** START **

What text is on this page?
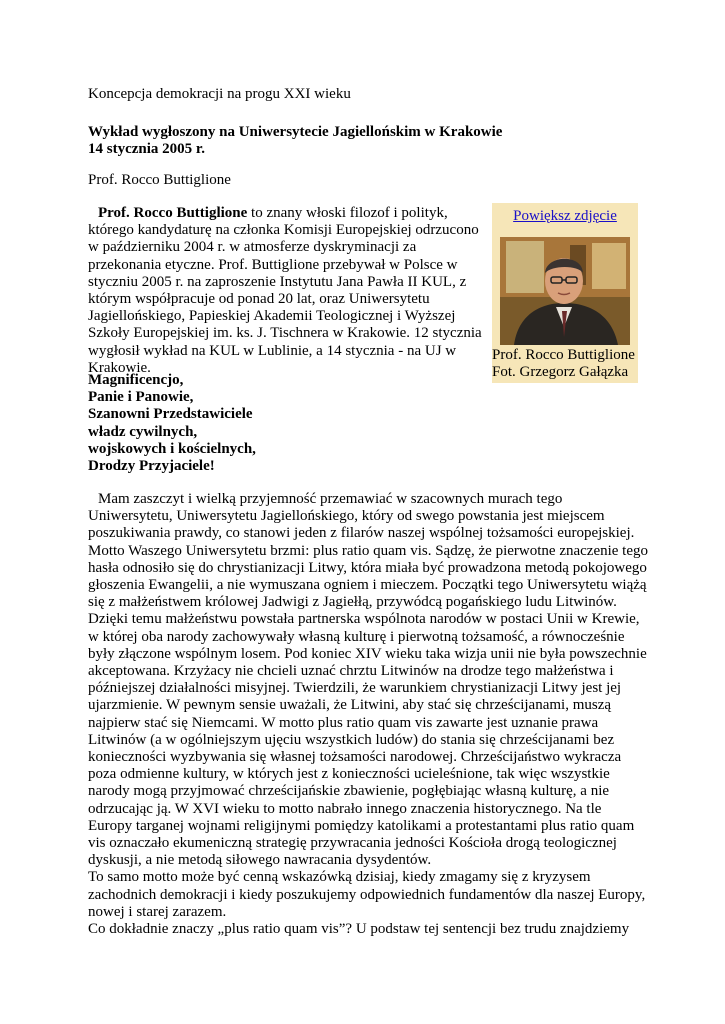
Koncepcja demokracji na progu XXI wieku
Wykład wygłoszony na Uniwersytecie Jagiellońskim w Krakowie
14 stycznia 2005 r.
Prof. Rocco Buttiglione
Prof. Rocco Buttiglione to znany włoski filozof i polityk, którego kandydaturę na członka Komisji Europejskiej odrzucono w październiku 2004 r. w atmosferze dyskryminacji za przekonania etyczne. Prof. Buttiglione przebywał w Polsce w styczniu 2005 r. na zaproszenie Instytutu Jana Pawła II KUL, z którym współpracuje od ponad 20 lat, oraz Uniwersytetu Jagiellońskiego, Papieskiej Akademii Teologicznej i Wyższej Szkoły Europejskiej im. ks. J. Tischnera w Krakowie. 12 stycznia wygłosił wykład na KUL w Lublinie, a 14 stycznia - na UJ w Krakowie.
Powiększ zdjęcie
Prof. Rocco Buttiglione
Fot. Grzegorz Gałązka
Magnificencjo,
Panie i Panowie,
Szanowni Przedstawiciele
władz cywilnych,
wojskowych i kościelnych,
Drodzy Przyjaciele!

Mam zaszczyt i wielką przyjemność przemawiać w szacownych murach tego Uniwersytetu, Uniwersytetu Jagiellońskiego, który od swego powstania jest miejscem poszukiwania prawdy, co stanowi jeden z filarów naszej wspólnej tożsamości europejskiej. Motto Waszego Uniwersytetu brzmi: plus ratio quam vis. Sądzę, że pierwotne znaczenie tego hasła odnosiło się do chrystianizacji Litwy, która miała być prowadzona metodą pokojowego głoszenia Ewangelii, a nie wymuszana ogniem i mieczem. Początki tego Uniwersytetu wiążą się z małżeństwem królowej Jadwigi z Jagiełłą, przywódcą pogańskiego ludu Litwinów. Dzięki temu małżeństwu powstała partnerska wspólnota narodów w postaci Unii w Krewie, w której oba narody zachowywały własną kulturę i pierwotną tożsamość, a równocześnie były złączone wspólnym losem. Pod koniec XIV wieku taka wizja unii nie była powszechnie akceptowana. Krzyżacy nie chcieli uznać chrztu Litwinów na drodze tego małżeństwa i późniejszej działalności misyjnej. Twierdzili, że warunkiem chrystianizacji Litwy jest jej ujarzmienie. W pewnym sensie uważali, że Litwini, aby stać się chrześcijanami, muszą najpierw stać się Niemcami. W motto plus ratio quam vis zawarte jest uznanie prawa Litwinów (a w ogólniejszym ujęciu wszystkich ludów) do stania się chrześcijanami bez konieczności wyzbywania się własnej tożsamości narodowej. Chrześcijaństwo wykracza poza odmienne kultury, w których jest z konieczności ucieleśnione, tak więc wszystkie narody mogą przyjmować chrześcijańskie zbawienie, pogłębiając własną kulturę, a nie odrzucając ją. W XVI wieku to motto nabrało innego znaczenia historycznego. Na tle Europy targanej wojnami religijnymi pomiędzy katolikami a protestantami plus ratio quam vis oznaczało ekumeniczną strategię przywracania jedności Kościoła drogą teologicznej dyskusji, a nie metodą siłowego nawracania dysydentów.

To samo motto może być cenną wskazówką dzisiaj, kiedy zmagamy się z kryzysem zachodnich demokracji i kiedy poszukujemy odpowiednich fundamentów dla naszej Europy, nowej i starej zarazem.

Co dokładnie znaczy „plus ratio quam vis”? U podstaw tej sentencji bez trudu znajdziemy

** END **
** START **

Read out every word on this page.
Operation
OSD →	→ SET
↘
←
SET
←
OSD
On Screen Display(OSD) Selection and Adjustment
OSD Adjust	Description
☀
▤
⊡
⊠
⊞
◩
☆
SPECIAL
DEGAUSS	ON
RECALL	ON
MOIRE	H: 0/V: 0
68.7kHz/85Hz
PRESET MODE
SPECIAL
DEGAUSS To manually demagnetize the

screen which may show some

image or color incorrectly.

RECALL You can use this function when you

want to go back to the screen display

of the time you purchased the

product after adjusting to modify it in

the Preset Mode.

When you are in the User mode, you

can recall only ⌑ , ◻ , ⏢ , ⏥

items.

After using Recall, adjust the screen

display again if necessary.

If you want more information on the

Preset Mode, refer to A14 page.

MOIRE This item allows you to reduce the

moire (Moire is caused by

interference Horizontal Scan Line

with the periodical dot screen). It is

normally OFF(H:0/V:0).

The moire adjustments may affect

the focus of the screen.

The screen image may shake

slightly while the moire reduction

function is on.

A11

** END **

- **Problem details**: Copy every line of the records above that contains "page".

- **Exercise answer**:
What text is on this page?
Read out every word on this page.
Preset Mode, refer to A14 page.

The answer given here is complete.